▶ _Do this_
An exact reproduction of the records is required, with all images left out.

▶ _Extracted material_
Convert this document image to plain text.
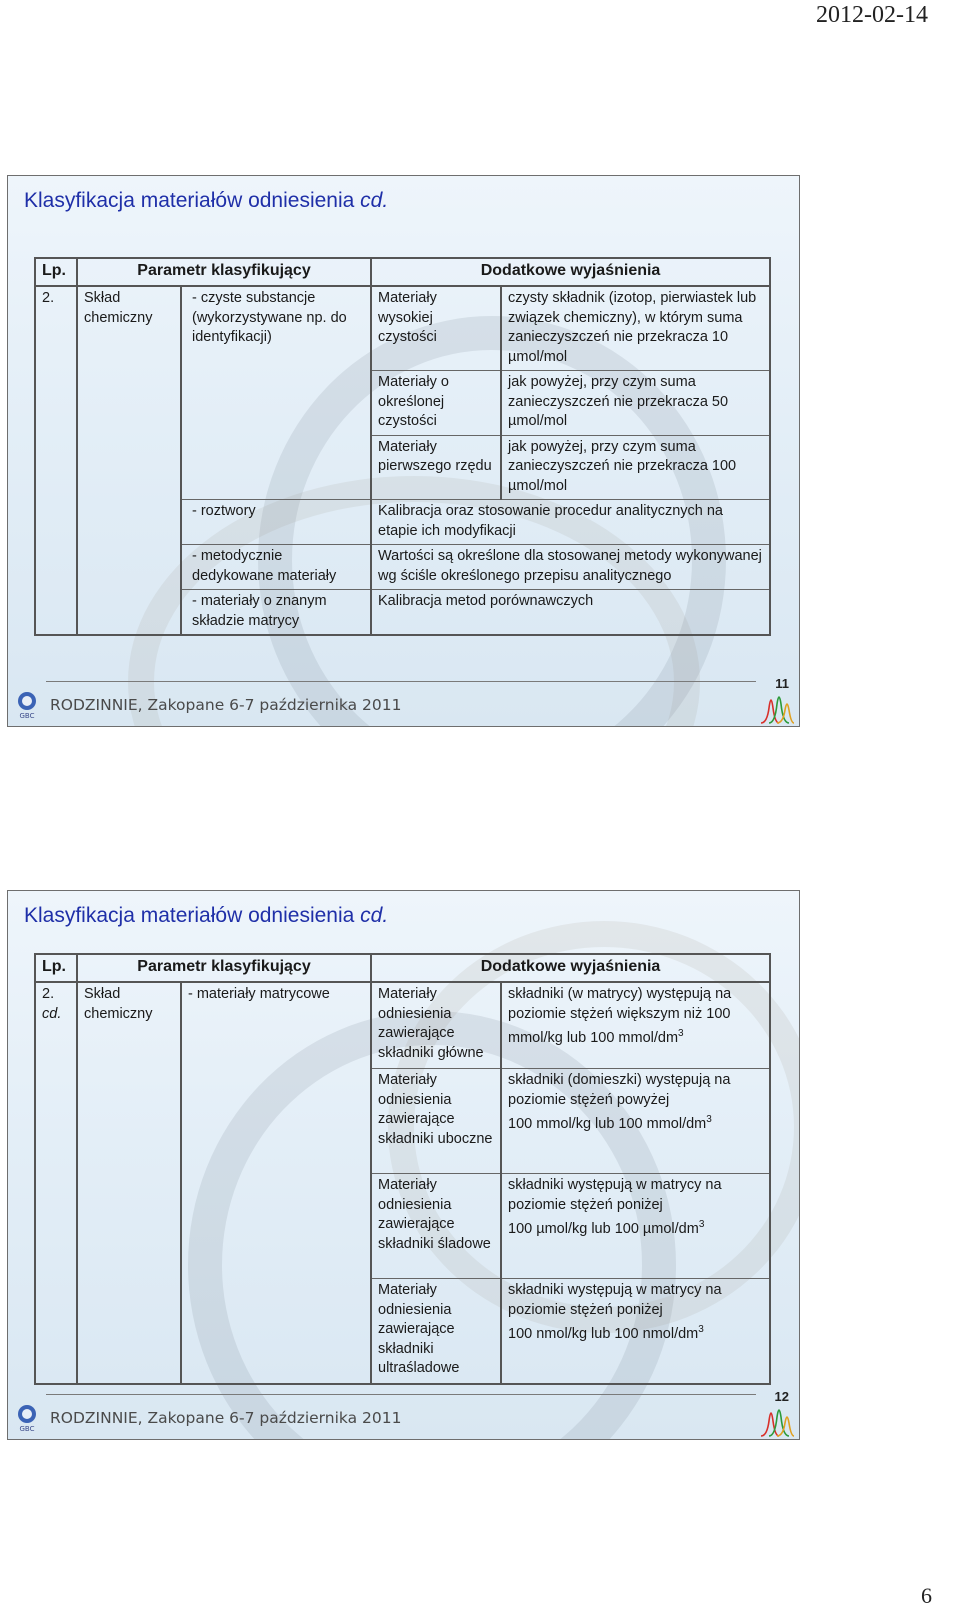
2012-02-14
Klasyfikacja materiałów odniesienia cd.
Lp.	Parametr klasyfikujący		Dodatkowe wyjaśnienia	
2.	Skład chemiczny	- czyste substancje (wykorzystywane np. do identyfikacji)	Materiały wysokiej czystości	czysty składnik (izotop, pierwiastek lub związek chemiczny), w którym suma zanieczyszczeń nie przekracza 10 µmol/mol
			Materiały o określonej czystości	jak powyżej, przy czym suma zanieczyszczeń nie przekracza 50 µmol/mol
			Materiały pierwszego rzędu	jak powyżej, przy czym suma zanieczyszczeń nie przekracza 100 µmol/mol
		- roztwory	Kalibracja oraz stosowanie procedur analitycznych na etapie ich modyfikacji	
		- metodycznie dedykowane materiały	Wartości są określone dla stosowanej metody wykonywanej wg ściśle określonego przepisu analitycznego	
		- materiały o znanym składzie matrycy	Kalibracja metod porównawczych	
GBC
RODZINNIE, Zakopane 6-7 października 2011
11
Klasyfikacja materiałów odniesienia cd.
Lp.	Parametr klasyfikujący		Dodatkowe wyjaśnienia	
2.
cd.	Skład chemiczny	- materiały matrycowe	Materiały odniesienia zawierające składniki główne	składniki (w matrycy) występują na poziomie stężeń większym niż 100 mmol/kg lub 100 mmol/$dm^3$
			Materiały odniesienia zawierające składniki uboczne	składniki (domieszki) występują na poziomie stężeń powyżej
100 mmol/kg lub 100 mmol/$dm^3$
			Materiały odniesienia zawierające składniki śladowe	składniki występują w matrycy na poziomie stężeń poniżej
100 µmol/kg lub 100 µmol/$dm^3$
			Materiały odniesienia zawierające składniki ultraśladowe	składniki występują w matrycy na poziomie stężeń poniżej
100 nmol/kg lub 100 nmol/$dm^3$
GBC
RODZINNIE, Zakopane 6-7 października 2011
12
6
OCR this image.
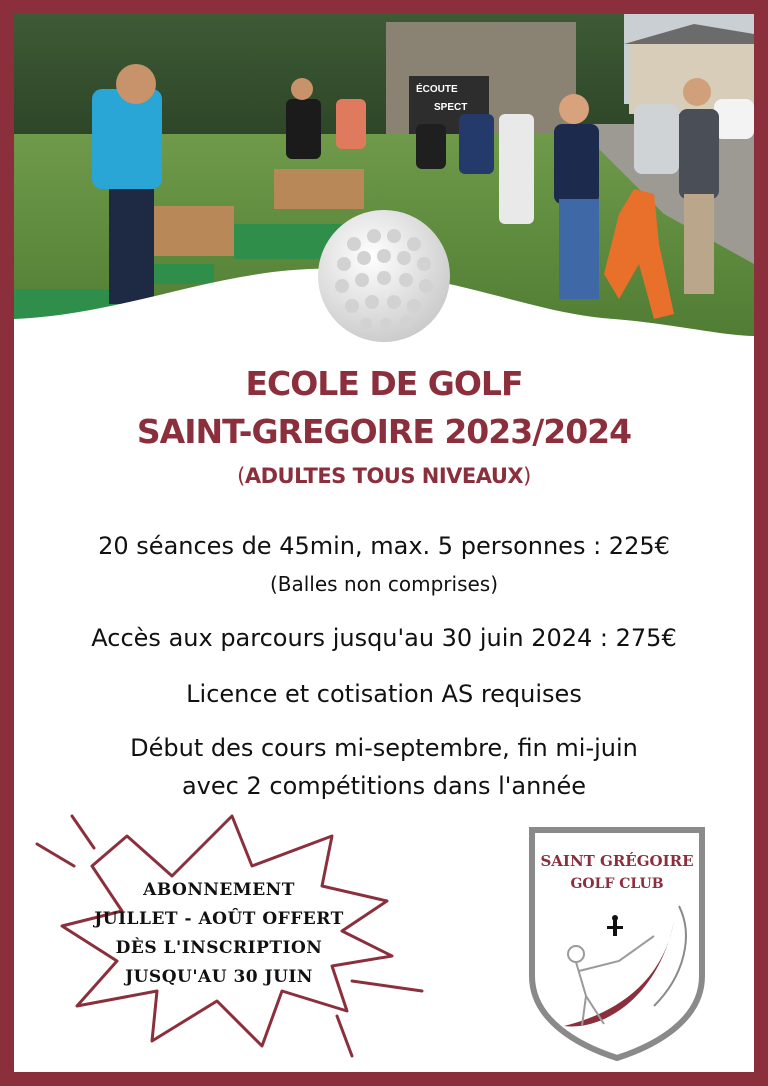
ÉCOUTE
SPECT
ECOLE DE GOLF
SAINT-GREGOIRE 2023/2024
(ADULTES TOUS NIVEAUX)
20 séances de 45min, max. 5 personnes : 225€
(Balles non comprises)
Accès aux parcours jusqu'au 30 juin 2024 : 275€
Licence et cotisation AS requises
Début des cours mi-septembre, fin mi-juin
avec 2 compétitions dans l'année
ABONNEMENT
JUILLET - AOÛT OFFERT
DÈS L'INSCRIPTION
JUSQU'AU 30 JUIN
SAINT GRÉGOIRE
GOLF CLUB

▶ _Result for this task_
Convert this document image to plain text.
2012-02-14
Klasyfikacja materiałów odniesienia cd.
Lp.	Parametr klasyfikujący		Dodatkowe wyjaśnienia	
2.	Skład chemiczny	- czyste substancje (wykorzystywane np. do identyfikacji)	Materiały wysokiej czystości	czysty składnik (izotop, pierwiastek lub związek chemiczny), w którym suma zanieczyszczeń nie przekracza 10 µmol/mol
			Materiały o określonej czystości	jak powyżej, przy czym suma zanieczyszczeń nie przekracza 50 µmol/mol
			Materiały pierwszego rzędu	jak powyżej, przy czym suma zanieczyszczeń nie przekracza 100 µmol/mol
		- roztwory	Kalibracja oraz stosowanie procedur analitycznych na etapie ich modyfikacji	
		- metodycznie dedykowane materiały	Wartości są określone dla stosowanej metody wykonywanej wg ściśle określonego przepisu analitycznego	
		- materiały o znanym składzie matrycy	Kalibracja metod porównawczych	
GBC
RODZINNIE, Zakopane 6-7 października 2011
11
Klasyfikacja materiałów odniesienia cd.
Lp.	Parametr klasyfikujący		Dodatkowe wyjaśnienia	
2.
cd.	Skład chemiczny	- materiały matrycowe	Materiały odniesienia zawierające składniki główne	składniki (w matrycy) występują na poziomie stężeń większym niż 100 mmol/kg lub 100 mmol/$dm^3$
			Materiały odniesienia zawierające składniki uboczne	składniki (domieszki) występują na poziomie stężeń powyżej
100 mmol/kg lub 100 mmol/$dm^3$
			Materiały odniesienia zawierające składniki śladowe	składniki występują w matrycy na poziomie stężeń poniżej
100 µmol/kg lub 100 µmol/$dm^3$
			Materiały odniesienia zawierające składniki ultraśladowe	składniki występują w matrycy na poziomie stężeń poniżej
100 nmol/kg lub 100 nmol/$dm^3$
GBC
RODZINNIE, Zakopane 6-7 października 2011
12
6
OCR this image.
ÉCOUTE
SPECT
ECOLE DE GOLF
SAINT-GREGOIRE 2023/2024
(ADULTES TOUS NIVEAUX)
20 séances de 45min, max. 5 personnes : 225€
(Balles non comprises)
Accès aux parcours jusqu'au 30 juin 2024 : 275€
Licence et cotisation AS requises
Début des cours mi-septembre, fin mi-juin
avec 2 compétitions dans l'année
ABONNEMENT
JUILLET - AOÛT OFFERT
DÈS L'INSCRIPTION
JUSQU'AU 30 JUIN
SAINT GRÉGOIRE
GOLF CLUB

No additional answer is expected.